■ What you have to do: Search the material for the string "name" and copy each line where it occurs.

■ Data provided:
++++++++++++++++++++

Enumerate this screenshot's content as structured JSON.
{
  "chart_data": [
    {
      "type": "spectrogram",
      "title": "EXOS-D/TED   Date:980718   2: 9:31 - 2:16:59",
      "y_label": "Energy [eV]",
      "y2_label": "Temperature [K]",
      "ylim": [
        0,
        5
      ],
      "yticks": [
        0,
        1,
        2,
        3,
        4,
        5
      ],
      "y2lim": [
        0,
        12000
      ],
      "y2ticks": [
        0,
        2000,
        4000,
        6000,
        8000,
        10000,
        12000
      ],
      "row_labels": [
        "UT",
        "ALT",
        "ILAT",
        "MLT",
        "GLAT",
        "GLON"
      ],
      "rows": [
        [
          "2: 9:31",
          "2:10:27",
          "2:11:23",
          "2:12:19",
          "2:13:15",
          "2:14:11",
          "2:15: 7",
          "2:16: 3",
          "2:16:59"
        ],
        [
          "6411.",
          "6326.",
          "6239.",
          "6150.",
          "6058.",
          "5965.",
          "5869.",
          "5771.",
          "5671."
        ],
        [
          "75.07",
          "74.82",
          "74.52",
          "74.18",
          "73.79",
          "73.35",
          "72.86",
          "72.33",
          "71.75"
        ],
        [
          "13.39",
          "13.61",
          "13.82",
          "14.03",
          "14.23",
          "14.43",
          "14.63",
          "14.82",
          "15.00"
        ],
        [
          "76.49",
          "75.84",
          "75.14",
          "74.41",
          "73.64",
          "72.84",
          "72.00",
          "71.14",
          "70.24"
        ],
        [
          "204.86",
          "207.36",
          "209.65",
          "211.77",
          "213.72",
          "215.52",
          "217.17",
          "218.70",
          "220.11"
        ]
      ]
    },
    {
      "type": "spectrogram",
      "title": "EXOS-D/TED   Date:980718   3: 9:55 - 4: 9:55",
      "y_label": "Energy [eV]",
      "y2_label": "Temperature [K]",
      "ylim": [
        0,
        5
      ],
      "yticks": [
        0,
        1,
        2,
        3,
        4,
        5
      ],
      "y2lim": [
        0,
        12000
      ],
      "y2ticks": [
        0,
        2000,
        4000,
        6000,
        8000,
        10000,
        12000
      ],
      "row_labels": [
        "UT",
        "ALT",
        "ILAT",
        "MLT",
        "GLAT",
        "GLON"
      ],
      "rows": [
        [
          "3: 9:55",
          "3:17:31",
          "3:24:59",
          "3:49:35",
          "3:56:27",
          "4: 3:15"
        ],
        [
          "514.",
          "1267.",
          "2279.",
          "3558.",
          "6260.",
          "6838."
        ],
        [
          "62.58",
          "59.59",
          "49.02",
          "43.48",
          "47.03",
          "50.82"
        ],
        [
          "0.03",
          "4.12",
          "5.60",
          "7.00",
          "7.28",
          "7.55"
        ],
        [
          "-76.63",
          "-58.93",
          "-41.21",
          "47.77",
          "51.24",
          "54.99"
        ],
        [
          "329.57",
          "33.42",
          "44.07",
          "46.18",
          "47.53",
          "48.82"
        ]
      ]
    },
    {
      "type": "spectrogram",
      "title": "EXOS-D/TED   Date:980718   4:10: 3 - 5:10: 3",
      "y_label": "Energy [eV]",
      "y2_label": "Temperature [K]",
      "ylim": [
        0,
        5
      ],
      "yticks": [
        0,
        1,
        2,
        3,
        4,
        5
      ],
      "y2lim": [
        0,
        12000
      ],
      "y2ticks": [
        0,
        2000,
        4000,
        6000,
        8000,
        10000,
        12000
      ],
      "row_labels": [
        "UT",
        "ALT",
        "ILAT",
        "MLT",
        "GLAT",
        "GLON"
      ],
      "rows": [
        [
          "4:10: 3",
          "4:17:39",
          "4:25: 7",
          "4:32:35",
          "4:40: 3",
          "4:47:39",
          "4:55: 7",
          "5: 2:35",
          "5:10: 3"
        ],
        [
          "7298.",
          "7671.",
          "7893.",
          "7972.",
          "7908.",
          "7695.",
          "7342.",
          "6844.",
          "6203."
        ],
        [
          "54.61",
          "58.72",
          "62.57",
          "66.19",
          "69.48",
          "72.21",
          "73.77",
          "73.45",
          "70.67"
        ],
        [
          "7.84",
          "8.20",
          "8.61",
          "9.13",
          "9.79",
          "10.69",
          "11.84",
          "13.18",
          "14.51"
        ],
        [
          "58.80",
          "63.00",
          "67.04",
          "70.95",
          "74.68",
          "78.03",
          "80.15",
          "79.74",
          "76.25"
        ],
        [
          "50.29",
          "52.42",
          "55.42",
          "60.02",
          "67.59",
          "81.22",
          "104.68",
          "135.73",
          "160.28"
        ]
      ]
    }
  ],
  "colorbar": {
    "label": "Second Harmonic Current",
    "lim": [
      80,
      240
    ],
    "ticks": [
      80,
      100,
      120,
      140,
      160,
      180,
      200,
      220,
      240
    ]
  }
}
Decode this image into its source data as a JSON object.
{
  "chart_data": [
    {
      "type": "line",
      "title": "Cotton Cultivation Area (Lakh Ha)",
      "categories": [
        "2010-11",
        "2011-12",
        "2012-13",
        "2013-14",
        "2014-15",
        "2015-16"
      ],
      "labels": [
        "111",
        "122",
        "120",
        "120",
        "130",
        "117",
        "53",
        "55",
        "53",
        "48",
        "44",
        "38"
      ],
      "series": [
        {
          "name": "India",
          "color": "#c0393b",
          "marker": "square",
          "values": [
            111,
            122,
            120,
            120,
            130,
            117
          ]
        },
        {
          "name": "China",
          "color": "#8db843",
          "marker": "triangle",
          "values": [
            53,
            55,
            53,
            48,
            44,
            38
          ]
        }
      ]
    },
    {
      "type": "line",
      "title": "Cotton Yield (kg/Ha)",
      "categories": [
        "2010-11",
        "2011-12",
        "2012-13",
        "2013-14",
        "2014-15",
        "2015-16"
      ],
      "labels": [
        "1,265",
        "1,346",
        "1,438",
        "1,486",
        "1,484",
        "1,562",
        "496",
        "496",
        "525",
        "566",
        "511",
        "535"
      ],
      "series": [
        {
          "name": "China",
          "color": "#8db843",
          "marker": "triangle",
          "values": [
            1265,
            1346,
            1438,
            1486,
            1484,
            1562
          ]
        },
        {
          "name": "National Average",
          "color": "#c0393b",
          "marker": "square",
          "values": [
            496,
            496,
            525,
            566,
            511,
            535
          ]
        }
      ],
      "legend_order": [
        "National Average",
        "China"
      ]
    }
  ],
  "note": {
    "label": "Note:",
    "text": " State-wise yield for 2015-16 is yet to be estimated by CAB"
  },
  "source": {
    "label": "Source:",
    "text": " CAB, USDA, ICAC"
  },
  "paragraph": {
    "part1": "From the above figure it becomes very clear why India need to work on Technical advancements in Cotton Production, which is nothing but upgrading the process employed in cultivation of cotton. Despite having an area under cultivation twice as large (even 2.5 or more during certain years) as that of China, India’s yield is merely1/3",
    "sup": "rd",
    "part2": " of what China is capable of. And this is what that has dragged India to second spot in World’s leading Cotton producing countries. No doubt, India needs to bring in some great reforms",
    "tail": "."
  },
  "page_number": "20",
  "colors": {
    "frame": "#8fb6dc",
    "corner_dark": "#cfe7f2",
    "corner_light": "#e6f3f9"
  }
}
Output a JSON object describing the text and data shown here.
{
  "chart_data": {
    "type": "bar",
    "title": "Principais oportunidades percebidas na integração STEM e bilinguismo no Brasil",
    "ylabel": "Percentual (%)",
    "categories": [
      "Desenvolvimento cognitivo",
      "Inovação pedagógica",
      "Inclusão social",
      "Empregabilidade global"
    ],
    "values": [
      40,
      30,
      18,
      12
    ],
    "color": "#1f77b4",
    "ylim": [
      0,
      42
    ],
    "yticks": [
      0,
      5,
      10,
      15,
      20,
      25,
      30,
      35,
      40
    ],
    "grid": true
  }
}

++++++++++++++++++++

■ Exercise answer:
          "name": "India",
          "name": "China",
          "name": "China",
          "name": "National Average",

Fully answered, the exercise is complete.